> _PROBLEM_:
Repeat every line of the data exactly, but not the pictures.

[Saved entries]

============

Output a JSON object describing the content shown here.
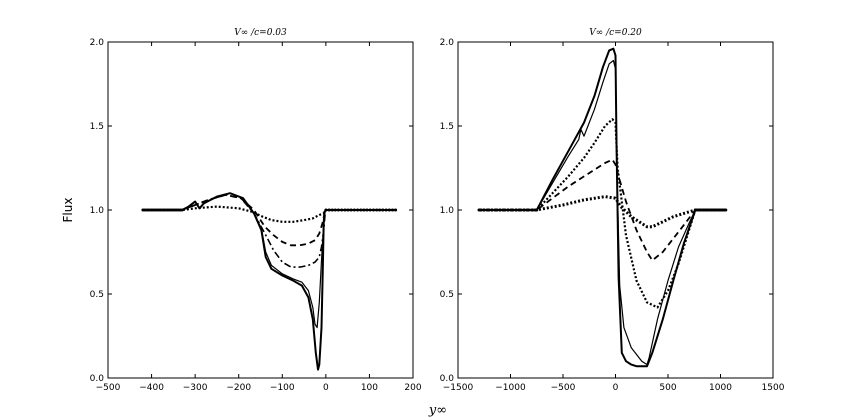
{
  "figure": {
    "ylabel": "Flux",
    "xlabel": "y∞"
  },
  "chart_data": [
    {
      "type": "line",
      "title": "V∞ /c=0.03",
      "xlabel": "y∞",
      "ylabel": "Flux",
      "xlim": [
        -500,
        200
      ],
      "ylim": [
        0.0,
        2.0
      ],
      "xticks": [
        -500,
        -400,
        -300,
        -200,
        -100,
        0,
        100,
        200
      ],
      "xtick_labels": [
        "−500",
        "−400",
        "−300",
        "−200",
        "−100",
        "0",
        "100",
        "200"
      ],
      "yticks": [
        0.0,
        0.5,
        1.0,
        1.5,
        2.0
      ],
      "ytick_labels": [
        "0.0",
        "0.5",
        "1.0",
        "1.5",
        "2.0"
      ],
      "grid": false,
      "series": [
        {
          "style": "solid-thick",
          "x": [
            -420,
            -330,
            -315,
            -300,
            -290,
            -280,
            -250,
            -220,
            -190,
            -165,
            -148,
            -138,
            -125,
            -100,
            -75,
            -55,
            -40,
            -30,
            -23,
            -18,
            -15,
            -10,
            -7,
            -5,
            -3,
            0,
            160
          ],
          "y": [
            1.0,
            1.0,
            1.02,
            1.05,
            1.01,
            1.04,
            1.08,
            1.1,
            1.07,
            0.98,
            0.88,
            0.72,
            0.65,
            0.61,
            0.58,
            0.55,
            0.48,
            0.35,
            0.15,
            0.05,
            0.08,
            0.3,
            0.65,
            0.92,
            0.99,
            1.0,
            1.0
          ]
        },
        {
          "style": "solid-thin",
          "x": [
            -420,
            -330,
            -315,
            -300,
            -290,
            -280,
            -250,
            -220,
            -190,
            -165,
            -148,
            -138,
            -125,
            -100,
            -75,
            -55,
            -40,
            -30,
            -25,
            -20,
            -15,
            -10,
            -5,
            -3,
            0,
            160
          ],
          "y": [
            1.0,
            1.0,
            1.02,
            1.05,
            1.01,
            1.04,
            1.08,
            1.1,
            1.07,
            0.98,
            0.89,
            0.75,
            0.67,
            0.62,
            0.59,
            0.57,
            0.52,
            0.42,
            0.32,
            0.3,
            0.45,
            0.7,
            0.92,
            0.98,
            1.0,
            1.0
          ]
        },
        {
          "style": "dashed",
          "x": [
            -420,
            -330,
            -300,
            -270,
            -230,
            -195,
            -165,
            -140,
            -120,
            -100,
            -80,
            -60,
            -40,
            -25,
            -15,
            -8,
            -3,
            0,
            160
          ],
          "y": [
            1.0,
            1.0,
            1.03,
            1.06,
            1.09,
            1.07,
            1.0,
            0.9,
            0.85,
            0.81,
            0.79,
            0.79,
            0.8,
            0.82,
            0.86,
            0.92,
            0.98,
            1.0,
            1.0
          ]
        },
        {
          "style": "dash-dot",
          "x": [
            -420,
            -330,
            -300,
            -270,
            -230,
            -195,
            -165,
            -140,
            -120,
            -100,
            -80,
            -60,
            -40,
            -25,
            -15,
            -10,
            -5,
            -2,
            0,
            160
          ],
          "y": [
            1.0,
            1.0,
            1.03,
            1.06,
            1.09,
            1.07,
            0.98,
            0.86,
            0.76,
            0.69,
            0.66,
            0.66,
            0.67,
            0.69,
            0.72,
            0.78,
            0.88,
            0.97,
            1.0,
            1.0
          ]
        },
        {
          "style": "dotted",
          "x": [
            -420,
            -330,
            -300,
            -250,
            -200,
            -170,
            -145,
            -125,
            -100,
            -75,
            -50,
            -30,
            -15,
            -5,
            0,
            160
          ],
          "y": [
            1.0,
            1.0,
            1.01,
            1.02,
            1.01,
            0.99,
            0.96,
            0.94,
            0.93,
            0.93,
            0.94,
            0.95,
            0.97,
            0.98,
            1.0,
            1.0
          ]
        }
      ]
    },
    {
      "type": "line",
      "title": "V∞ /c=0.20",
      "xlabel": "y∞",
      "ylabel": "Flux",
      "xlim": [
        -1500,
        1500
      ],
      "ylim": [
        0.0,
        2.0
      ],
      "xticks": [
        -1500,
        -1000,
        -500,
        0,
        500,
        1000,
        1500
      ],
      "xtick_labels": [
        "−1500",
        "−1000",
        "−500",
        "0",
        "500",
        "1000",
        "1500"
      ],
      "yticks": [
        0.0,
        0.5,
        1.0,
        1.5,
        2.0
      ],
      "ytick_labels": [
        "0.0",
        "0.5",
        "1.0",
        "1.5",
        "2.0"
      ],
      "grid": false,
      "series": [
        {
          "style": "solid-thick",
          "x": [
            -1300,
            -750,
            -600,
            -450,
            -300,
            -200,
            -120,
            -60,
            -20,
            0,
            10,
            30,
            60,
            100,
            150,
            200,
            300,
            350,
            450,
            550,
            650,
            760,
            1050
          ],
          "y": [
            1.0,
            1.0,
            1.18,
            1.35,
            1.52,
            1.68,
            1.85,
            1.95,
            1.96,
            1.92,
            1.4,
            0.6,
            0.15,
            0.1,
            0.08,
            0.07,
            0.07,
            0.15,
            0.35,
            0.58,
            0.8,
            1.0,
            1.0
          ]
        },
        {
          "style": "solid-thin",
          "x": [
            -1300,
            -750,
            -600,
            -450,
            -350,
            -330,
            -300,
            -200,
            -120,
            -60,
            -20,
            0,
            15,
            40,
            80,
            150,
            250,
            300,
            320,
            400,
            500,
            600,
            700,
            760,
            1050
          ],
          "y": [
            1.0,
            1.0,
            1.16,
            1.32,
            1.42,
            1.48,
            1.44,
            1.6,
            1.76,
            1.87,
            1.89,
            1.84,
            1.2,
            0.55,
            0.3,
            0.18,
            0.1,
            0.08,
            0.12,
            0.35,
            0.58,
            0.78,
            0.92,
            1.0,
            1.0
          ]
        },
        {
          "style": "dotted",
          "x": [
            -1300,
            -750,
            -600,
            -450,
            -300,
            -200,
            -100,
            -30,
            0,
            20,
            100,
            200,
            300,
            400,
            500,
            600,
            700,
            760,
            1050
          ],
          "y": [
            1.0,
            1.0,
            1.1,
            1.2,
            1.31,
            1.4,
            1.5,
            1.54,
            1.52,
            1.25,
            0.85,
            0.58,
            0.45,
            0.42,
            0.52,
            0.68,
            0.88,
            1.0,
            1.0
          ]
        },
        {
          "style": "dashed",
          "x": [
            -1300,
            -750,
            -600,
            -450,
            -300,
            -200,
            -100,
            -30,
            0,
            30,
            100,
            200,
            300,
            350,
            450,
            550,
            650,
            760,
            1050
          ],
          "y": [
            1.0,
            1.0,
            1.07,
            1.14,
            1.2,
            1.24,
            1.28,
            1.3,
            1.27,
            1.2,
            1.05,
            0.88,
            0.75,
            0.7,
            0.75,
            0.83,
            0.91,
            1.0,
            1.0
          ]
        },
        {
          "style": "dotted-thick",
          "x": [
            -1300,
            -750,
            -500,
            -300,
            -100,
            0,
            50,
            150,
            250,
            300,
            350,
            450,
            550,
            650,
            760,
            1050
          ],
          "y": [
            1.0,
            1.0,
            1.03,
            1.06,
            1.08,
            1.07,
            1.02,
            0.96,
            0.92,
            0.9,
            0.9,
            0.93,
            0.96,
            0.98,
            1.0,
            1.0
          ]
        }
      ]
    }
  ]
}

============

> _TASK OUTPUT_:
Output a JSON object describing the content shown here.
{
  "figure": {
    "ylabel": "Flux",
    "xlabel": "y∞"
  },
  "chart_data": [
    {
      "type": "line",
      "title": "V∞ /c=0.03",
      "xlabel": "y∞",
      "ylabel": "Flux",
      "xlim": [
        -500,
        200
      ],
      "ylim": [
        0.0,
        2.0
      ],
      "xticks": [
        -500,
        -400,
        -300,
        -200,
        -100,
        0,
        100,
        200
      ],
      "xtick_labels": [
        "−500",
        "−400",
        "−300",
        "−200",
        "−100",
        "0",
        "100",
        "200"
      ],
      "yticks": [
        0.0,
        0.5,
        1.0,
        1.5,
        2.0
      ],
      "ytick_labels": [
        "0.0",
        "0.5",
        "1.0",
        "1.5",
        "2.0"
      ],
      "grid": false,
      "series": [
        {
          "style": "solid-thick",
          "x": [
            -420,
            -330,
            -315,
            -300,
            -290,
            -280,
            -250,
            -220,
            -190,
            -165,
            -148,
            -138,
            -125,
            -100,
            -75,
            -55,
            -40,
            -30,
            -23,
            -18,
            -15,
            -10,
            -7,
            -5,
            -3,
            0,
            160
          ],
          "y": [
            1.0,
            1.0,
            1.02,
            1.05,
            1.01,
            1.04,
            1.08,
            1.1,
            1.07,
            0.98,
            0.88,
            0.72,
            0.65,
            0.61,
            0.58,
            0.55,
            0.48,
            0.35,
            0.15,
            0.05,
            0.08,
            0.3,
            0.65,
            0.92,
            0.99,
            1.0,
            1.0
          ]
        },
        {
          "style": "solid-thin",
          "x": [
            -420,
            -330,
            -315,
            -300,
            -290,
            -280,
            -250,
            -220,
            -190,
            -165,
            -148,
            -138,
            -125,
            -100,
            -75,
            -55,
            -40,
            -30,
            -25,
            -20,
            -15,
            -10,
            -5,
            -3,
            0,
            160
          ],
          "y": [
            1.0,
            1.0,
            1.02,
            1.05,
            1.01,
            1.04,
            1.08,
            1.1,
            1.07,
            0.98,
            0.89,
            0.75,
            0.67,
            0.62,
            0.59,
            0.57,
            0.52,
            0.42,
            0.32,
            0.3,
            0.45,
            0.7,
            0.92,
            0.98,
            1.0,
            1.0
          ]
        },
        {
          "style": "dashed",
          "x": [
            -420,
            -330,
            -300,
            -270,
            -230,
            -195,
            -165,
            -140,
            -120,
            -100,
            -80,
            -60,
            -40,
            -25,
            -15,
            -8,
            -3,
            0,
            160
          ],
          "y": [
            1.0,
            1.0,
            1.03,
            1.06,
            1.09,
            1.07,
            1.0,
            0.9,
            0.85,
            0.81,
            0.79,
            0.79,
            0.8,
            0.82,
            0.86,
            0.92,
            0.98,
            1.0,
            1.0
          ]
        },
        {
          "style": "dash-dot",
          "x": [
            -420,
            -330,
            -300,
            -270,
            -230,
            -195,
            -165,
            -140,
            -120,
            -100,
            -80,
            -60,
            -40,
            -25,
            -15,
            -10,
            -5,
            -2,
            0,
            160
          ],
          "y": [
            1.0,
            1.0,
            1.03,
            1.06,
            1.09,
            1.07,
            0.98,
            0.86,
            0.76,
            0.69,
            0.66,
            0.66,
            0.67,
            0.69,
            0.72,
            0.78,
            0.88,
            0.97,
            1.0,
            1.0
          ]
        },
        {
          "style": "dotted",
          "x": [
            -420,
            -330,
            -300,
            -250,
            -200,
            -170,
            -145,
            -125,
            -100,
            -75,
            -50,
            -30,
            -15,
            -5,
            0,
            160
          ],
          "y": [
            1.0,
            1.0,
            1.01,
            1.02,
            1.01,
            0.99,
            0.96,
            0.94,
            0.93,
            0.93,
            0.94,
            0.95,
            0.97,
            0.98,
            1.0,
            1.0
          ]
        }
      ]
    },
    {
      "type": "line",
      "title": "V∞ /c=0.20",
      "xlabel": "y∞",
      "ylabel": "Flux",
      "xlim": [
        -1500,
        1500
      ],
      "ylim": [
        0.0,
        2.0
      ],
      "xticks": [
        -1500,
        -1000,
        -500,
        0,
        500,
        1000,
        1500
      ],
      "xtick_labels": [
        "−1500",
        "−1000",
        "−500",
        "0",
        "500",
        "1000",
        "1500"
      ],
      "yticks": [
        0.0,
        0.5,
        1.0,
        1.5,
        2.0
      ],
      "ytick_labels": [
        "0.0",
        "0.5",
        "1.0",
        "1.5",
        "2.0"
      ],
      "grid": false,
      "series": [
        {
          "style": "solid-thick",
          "x": [
            -1300,
            -750,
            -600,
            -450,
            -300,
            -200,
            -120,
            -60,
            -20,
            0,
            10,
            30,
            60,
            100,
            150,
            200,
            300,
            350,
            450,
            550,
            650,
            760,
            1050
          ],
          "y": [
            1.0,
            1.0,
            1.18,
            1.35,
            1.52,
            1.68,
            1.85,
            1.95,
            1.96,
            1.92,
            1.4,
            0.6,
            0.15,
            0.1,
            0.08,
            0.07,
            0.07,
            0.15,
            0.35,
            0.58,
            0.8,
            1.0,
            1.0
          ]
        },
        {
          "style": "solid-thin",
          "x": [
            -1300,
            -750,
            -600,
            -450,
            -350,
            -330,
            -300,
            -200,
            -120,
            -60,
            -20,
            0,
            15,
            40,
            80,
            150,
            250,
            300,
            320,
            400,
            500,
            600,
            700,
            760,
            1050
          ],
          "y": [
            1.0,
            1.0,
            1.16,
            1.32,
            1.42,
            1.48,
            1.44,
            1.6,
            1.76,
            1.87,
            1.89,
            1.84,
            1.2,
            0.55,
            0.3,
            0.18,
            0.1,
            0.08,
            0.12,
            0.35,
            0.58,
            0.78,
            0.92,
            1.0,
            1.0
          ]
        },
        {
          "style": "dotted",
          "x": [
            -1300,
            -750,
            -600,
            -450,
            -300,
            -200,
            -100,
            -30,
            0,
            20,
            100,
            200,
            300,
            400,
            500,
            600,
            700,
            760,
            1050
          ],
          "y": [
            1.0,
            1.0,
            1.1,
            1.2,
            1.31,
            1.4,
            1.5,
            1.54,
            1.52,
            1.25,
            0.85,
            0.58,
            0.45,
            0.42,
            0.52,
            0.68,
            0.88,
            1.0,
            1.0
          ]
        },
        {
          "style": "dashed",
          "x": [
            -1300,
            -750,
            -600,
            -450,
            -300,
            -200,
            -100,
            -30,
            0,
            30,
            100,
            200,
            300,
            350,
            450,
            550,
            650,
            760,
            1050
          ],
          "y": [
            1.0,
            1.0,
            1.07,
            1.14,
            1.2,
            1.24,
            1.28,
            1.3,
            1.27,
            1.2,
            1.05,
            0.88,
            0.75,
            0.7,
            0.75,
            0.83,
            0.91,
            1.0,
            1.0
          ]
        },
        {
          "style": "dotted-thick",
          "x": [
            -1300,
            -750,
            -500,
            -300,
            -100,
            0,
            50,
            150,
            250,
            300,
            350,
            450,
            550,
            650,
            760,
            1050
          ],
          "y": [
            1.0,
            1.0,
            1.03,
            1.06,
            1.08,
            1.07,
            1.02,
            0.96,
            0.92,
            0.9,
            0.9,
            0.93,
            0.96,
            0.98,
            1.0,
            1.0
          ]
        }
      ]
    }
  ]
}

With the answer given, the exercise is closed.